* _Stated goal_: Each record below should be output verbatim, without pictures.

* begin Recorded information *

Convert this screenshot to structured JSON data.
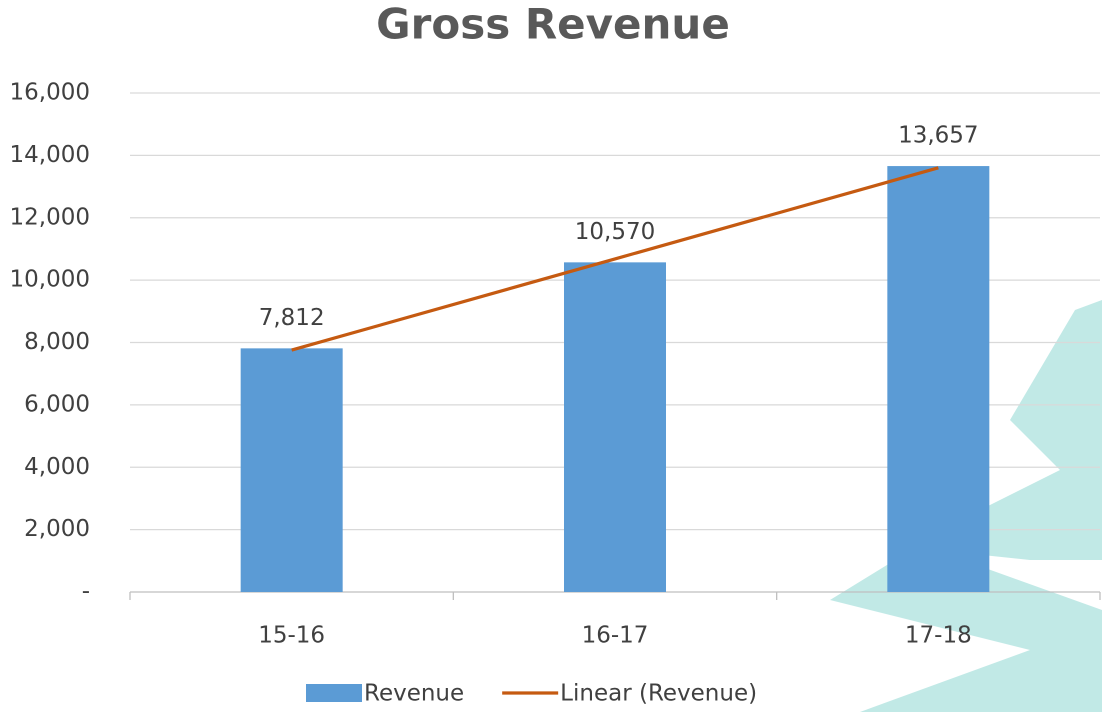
{
  "chart_data": {
    "type": "bar",
    "title": "Gross Revenue",
    "categories": [
      "15-16",
      "16-17",
      "17-18"
    ],
    "series": [
      {
        "name": "Revenue",
        "type": "bar",
        "color": "#5b9bd5",
        "values": [
          7812,
          10570,
          13657
        ],
        "value_labels": [
          "7,812",
          "10,570",
          "13,657"
        ]
      },
      {
        "name": "Linear (Revenue)",
        "type": "line",
        "color": "#c55a11",
        "values": [
          7757,
          10680,
          13602
        ]
      }
    ],
    "ylim": [
      0,
      16000
    ],
    "yticks": [
      {
        "value": 0,
        "label": "-"
      },
      {
        "value": 2000,
        "label": "2,000"
      },
      {
        "value": 4000,
        "label": "4,000"
      },
      {
        "value": 6000,
        "label": "6,000"
      },
      {
        "value": 8000,
        "label": "8,000"
      },
      {
        "value": 10000,
        "label": "10,000"
      },
      {
        "value": 12000,
        "label": "12,000"
      },
      {
        "value": 14000,
        "label": "14,000"
      },
      {
        "value": 16000,
        "label": "16,000"
      }
    ],
    "grid": true,
    "legend": "bottom"
  }
}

* end Recorded information *

* _Finished exercise_:
Convert this screenshot to structured JSON data.
{
  "chart_data": {
    "type": "bar",
    "title": "Gross Revenue",
    "categories": [
      "15-16",
      "16-17",
      "17-18"
    ],
    "series": [
      {
        "name": "Revenue",
        "type": "bar",
        "color": "#5b9bd5",
        "values": [
          7812,
          10570,
          13657
        ],
        "value_labels": [
          "7,812",
          "10,570",
          "13,657"
        ]
      },
      {
        "name": "Linear (Revenue)",
        "type": "line",
        "color": "#c55a11",
        "values": [
          7757,
          10680,
          13602
        ]
      }
    ],
    "ylim": [
      0,
      16000
    ],
    "yticks": [
      {
        "value": 0,
        "label": "-"
      },
      {
        "value": 2000,
        "label": "2,000"
      },
      {
        "value": 4000,
        "label": "4,000"
      },
      {
        "value": 6000,
        "label": "6,000"
      },
      {
        "value": 8000,
        "label": "8,000"
      },
      {
        "value": 10000,
        "label": "10,000"
      },
      {
        "value": 12000,
        "label": "12,000"
      },
      {
        "value": 14000,
        "label": "14,000"
      },
      {
        "value": 16000,
        "label": "16,000"
      }
    ],
    "grid": true,
    "legend": "bottom"
  }
}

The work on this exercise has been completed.